WORKING DATA:
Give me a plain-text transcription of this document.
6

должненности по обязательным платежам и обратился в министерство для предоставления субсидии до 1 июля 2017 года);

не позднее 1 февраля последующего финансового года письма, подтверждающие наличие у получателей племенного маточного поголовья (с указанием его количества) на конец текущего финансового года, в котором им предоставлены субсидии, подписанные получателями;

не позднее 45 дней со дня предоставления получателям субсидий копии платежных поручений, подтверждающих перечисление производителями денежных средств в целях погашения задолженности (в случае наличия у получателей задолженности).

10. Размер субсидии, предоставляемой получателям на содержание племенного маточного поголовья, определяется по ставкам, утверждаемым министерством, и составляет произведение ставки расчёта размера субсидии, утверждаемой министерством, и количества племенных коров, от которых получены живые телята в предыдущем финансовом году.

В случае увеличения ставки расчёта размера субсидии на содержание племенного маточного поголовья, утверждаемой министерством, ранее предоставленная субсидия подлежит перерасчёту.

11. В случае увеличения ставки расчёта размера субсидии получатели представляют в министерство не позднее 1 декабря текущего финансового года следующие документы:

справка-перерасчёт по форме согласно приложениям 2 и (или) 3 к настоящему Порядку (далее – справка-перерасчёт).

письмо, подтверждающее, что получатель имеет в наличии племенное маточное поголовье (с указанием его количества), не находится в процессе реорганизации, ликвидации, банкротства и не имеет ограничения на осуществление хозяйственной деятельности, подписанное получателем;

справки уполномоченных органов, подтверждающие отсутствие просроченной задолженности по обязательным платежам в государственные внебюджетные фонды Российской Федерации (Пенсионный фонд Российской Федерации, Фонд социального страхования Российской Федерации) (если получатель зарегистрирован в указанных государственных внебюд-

==

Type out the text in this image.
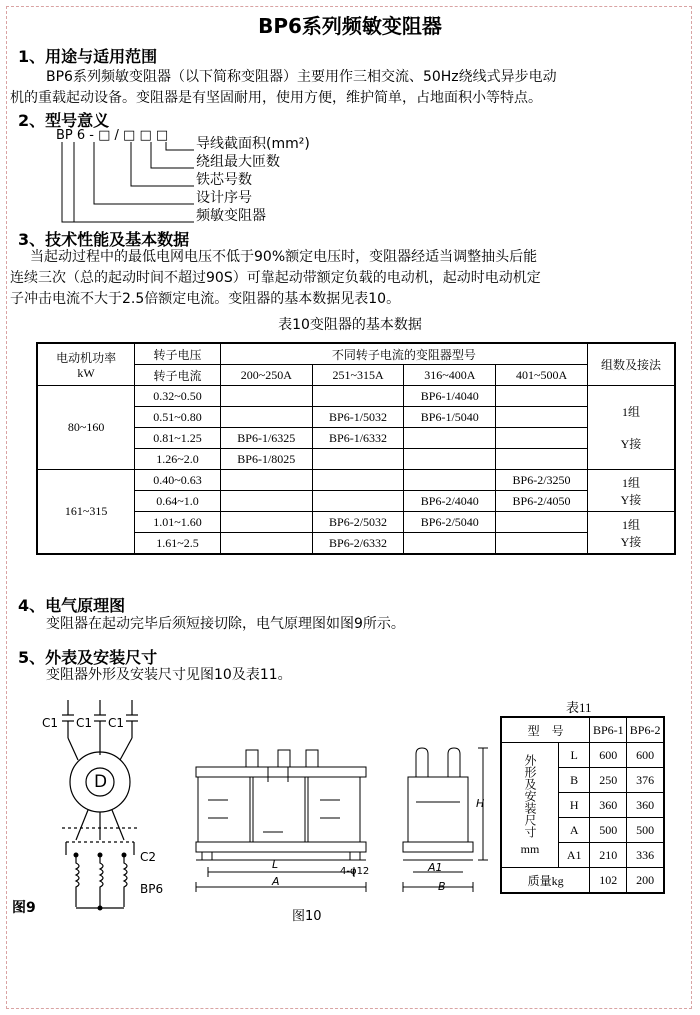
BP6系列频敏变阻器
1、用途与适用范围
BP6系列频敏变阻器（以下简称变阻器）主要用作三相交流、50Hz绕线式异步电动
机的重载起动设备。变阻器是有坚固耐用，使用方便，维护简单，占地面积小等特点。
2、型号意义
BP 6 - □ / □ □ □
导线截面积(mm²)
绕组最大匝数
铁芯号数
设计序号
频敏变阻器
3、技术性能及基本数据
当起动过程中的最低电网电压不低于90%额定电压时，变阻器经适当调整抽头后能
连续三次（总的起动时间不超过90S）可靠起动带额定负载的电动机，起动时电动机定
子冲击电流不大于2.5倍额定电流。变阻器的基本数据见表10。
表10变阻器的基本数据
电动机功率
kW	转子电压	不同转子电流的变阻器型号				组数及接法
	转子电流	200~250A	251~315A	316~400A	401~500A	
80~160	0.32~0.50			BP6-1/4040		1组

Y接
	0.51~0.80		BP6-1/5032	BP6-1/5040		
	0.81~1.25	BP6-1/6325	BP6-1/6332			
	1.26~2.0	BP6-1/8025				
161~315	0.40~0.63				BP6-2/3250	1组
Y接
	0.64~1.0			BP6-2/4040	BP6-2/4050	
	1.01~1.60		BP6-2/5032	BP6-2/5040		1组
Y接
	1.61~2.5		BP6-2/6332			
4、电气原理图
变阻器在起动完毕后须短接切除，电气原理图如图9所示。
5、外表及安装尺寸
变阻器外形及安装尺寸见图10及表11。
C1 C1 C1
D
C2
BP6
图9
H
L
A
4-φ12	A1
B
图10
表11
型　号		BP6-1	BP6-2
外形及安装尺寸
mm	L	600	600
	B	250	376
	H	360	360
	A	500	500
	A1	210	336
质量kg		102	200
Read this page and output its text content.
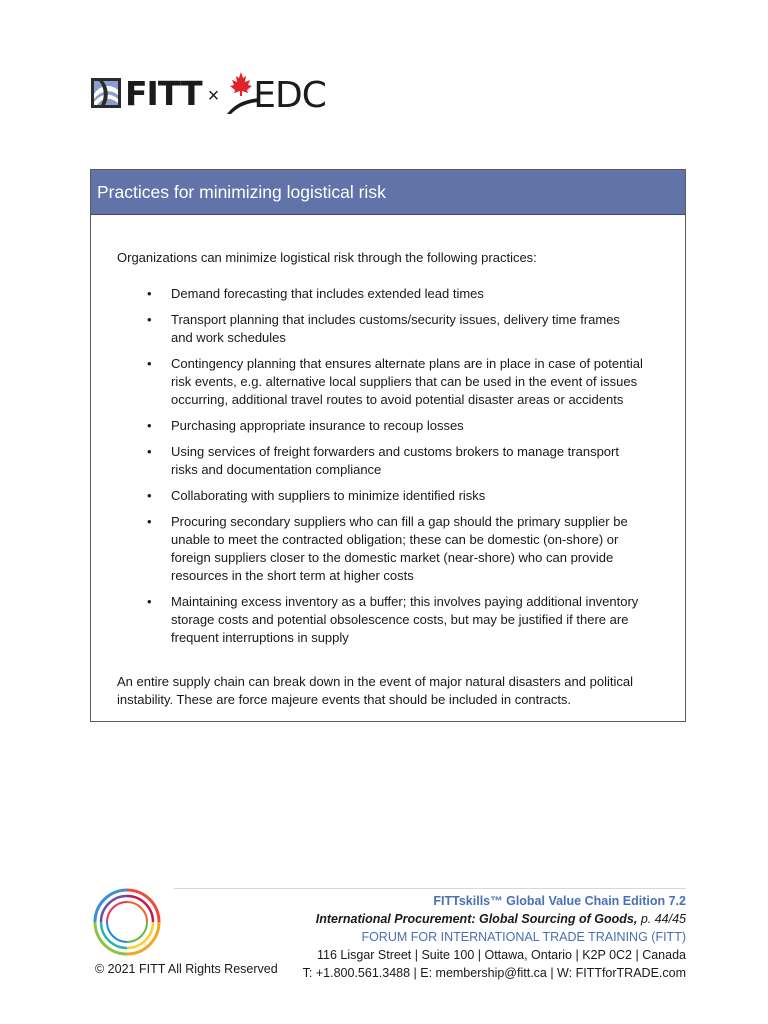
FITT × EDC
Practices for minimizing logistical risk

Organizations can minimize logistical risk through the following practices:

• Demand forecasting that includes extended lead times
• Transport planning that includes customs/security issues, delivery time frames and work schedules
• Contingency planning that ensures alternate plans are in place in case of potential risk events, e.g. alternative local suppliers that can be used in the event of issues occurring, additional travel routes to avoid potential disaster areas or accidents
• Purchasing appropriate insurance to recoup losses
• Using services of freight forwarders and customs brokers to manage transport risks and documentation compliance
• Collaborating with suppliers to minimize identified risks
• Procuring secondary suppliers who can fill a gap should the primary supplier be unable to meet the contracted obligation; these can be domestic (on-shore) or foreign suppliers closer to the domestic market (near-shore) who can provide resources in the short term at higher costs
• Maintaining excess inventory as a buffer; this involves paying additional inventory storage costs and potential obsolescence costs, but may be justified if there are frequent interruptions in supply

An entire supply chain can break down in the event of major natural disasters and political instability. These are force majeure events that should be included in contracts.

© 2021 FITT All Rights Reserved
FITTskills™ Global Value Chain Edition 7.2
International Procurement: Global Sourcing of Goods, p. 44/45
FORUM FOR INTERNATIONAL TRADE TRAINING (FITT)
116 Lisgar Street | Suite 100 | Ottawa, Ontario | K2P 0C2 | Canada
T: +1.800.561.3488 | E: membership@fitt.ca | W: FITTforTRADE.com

DO THIS:
Gather each line from the entries above that includes the word "указанием".

OUTPUT OF THE TASK:
не позднее 1 февраля последующего финансового года письма, подтверждающие наличие у получателей племенного маточного поголовья (с указанием его количества) на конец текущего финансового года, в котором им предоставлены субсидии, подписанные получателями;
письмо, подтверждающее, что получатель имеет в наличии племенное маточное поголовье (с указанием его количества), не находится в процессе реорганизации, ликвидации, банкротства и не имеет ограничения на осуществление хозяйственной деятельности, подписанное получателем;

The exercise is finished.